### Challenge
Say how many lines contain the word "参考答案". Only the number should be given.

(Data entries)
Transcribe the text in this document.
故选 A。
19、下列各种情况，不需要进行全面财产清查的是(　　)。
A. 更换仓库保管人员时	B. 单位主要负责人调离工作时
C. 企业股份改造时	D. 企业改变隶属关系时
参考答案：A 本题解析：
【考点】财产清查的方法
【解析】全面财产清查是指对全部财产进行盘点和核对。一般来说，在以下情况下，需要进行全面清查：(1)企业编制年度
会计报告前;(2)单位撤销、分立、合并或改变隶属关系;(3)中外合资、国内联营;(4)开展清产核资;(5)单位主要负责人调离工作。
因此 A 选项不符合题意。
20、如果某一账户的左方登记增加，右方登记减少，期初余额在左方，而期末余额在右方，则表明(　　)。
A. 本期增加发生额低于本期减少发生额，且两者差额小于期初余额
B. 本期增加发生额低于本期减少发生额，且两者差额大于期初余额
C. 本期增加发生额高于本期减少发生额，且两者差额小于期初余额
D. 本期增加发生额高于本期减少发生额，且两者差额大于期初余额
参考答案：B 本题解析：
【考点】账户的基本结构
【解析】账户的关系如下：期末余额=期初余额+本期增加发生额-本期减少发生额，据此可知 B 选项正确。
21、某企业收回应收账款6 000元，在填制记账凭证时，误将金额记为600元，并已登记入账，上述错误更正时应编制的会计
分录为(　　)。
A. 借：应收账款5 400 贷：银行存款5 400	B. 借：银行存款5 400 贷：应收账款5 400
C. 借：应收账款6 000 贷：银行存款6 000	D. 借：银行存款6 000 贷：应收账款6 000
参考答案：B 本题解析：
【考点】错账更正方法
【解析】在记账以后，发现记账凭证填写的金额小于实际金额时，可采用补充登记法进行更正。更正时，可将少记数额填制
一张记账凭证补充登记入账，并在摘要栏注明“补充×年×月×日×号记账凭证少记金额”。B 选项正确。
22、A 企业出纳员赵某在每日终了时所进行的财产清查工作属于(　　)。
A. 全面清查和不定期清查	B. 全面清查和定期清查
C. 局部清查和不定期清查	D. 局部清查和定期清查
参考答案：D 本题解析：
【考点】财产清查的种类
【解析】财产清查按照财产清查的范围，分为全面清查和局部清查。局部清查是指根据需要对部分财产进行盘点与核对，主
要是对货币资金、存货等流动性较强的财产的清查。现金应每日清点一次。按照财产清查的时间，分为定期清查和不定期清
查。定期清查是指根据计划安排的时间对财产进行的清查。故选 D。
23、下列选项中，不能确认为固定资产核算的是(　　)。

### Answer to this problem
4